# Start of Dataset

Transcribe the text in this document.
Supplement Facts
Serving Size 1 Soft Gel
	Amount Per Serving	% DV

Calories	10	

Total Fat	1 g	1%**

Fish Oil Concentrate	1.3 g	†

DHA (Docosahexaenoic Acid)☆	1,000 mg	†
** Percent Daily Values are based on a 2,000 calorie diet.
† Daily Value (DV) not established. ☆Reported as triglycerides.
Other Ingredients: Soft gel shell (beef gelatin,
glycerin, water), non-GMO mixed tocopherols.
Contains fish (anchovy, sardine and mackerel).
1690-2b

# End of Dataset

• _Aim of the task_: Every entry must be quoted exactly as it appears above.

• _Output for this task_:
Transcribe the text in this document.
Supplement Facts
Serving Size 1 Soft Gel
	Amount Per Serving	% DV

Calories	10	

Total Fat	1 g	1%**

Fish Oil Concentrate	1.3 g	†

DHA (Docosahexaenoic Acid)☆	1,000 mg	†
** Percent Daily Values are based on a 2,000 calorie diet.
† Daily Value (DV) not established. ☆Reported as triglycerides.
Other Ingredients: Soft gel shell (beef gelatin,
glycerin, water), non-GMO mixed tocopherols.
Contains fish (anchovy, sardine and mackerel).
1690-2b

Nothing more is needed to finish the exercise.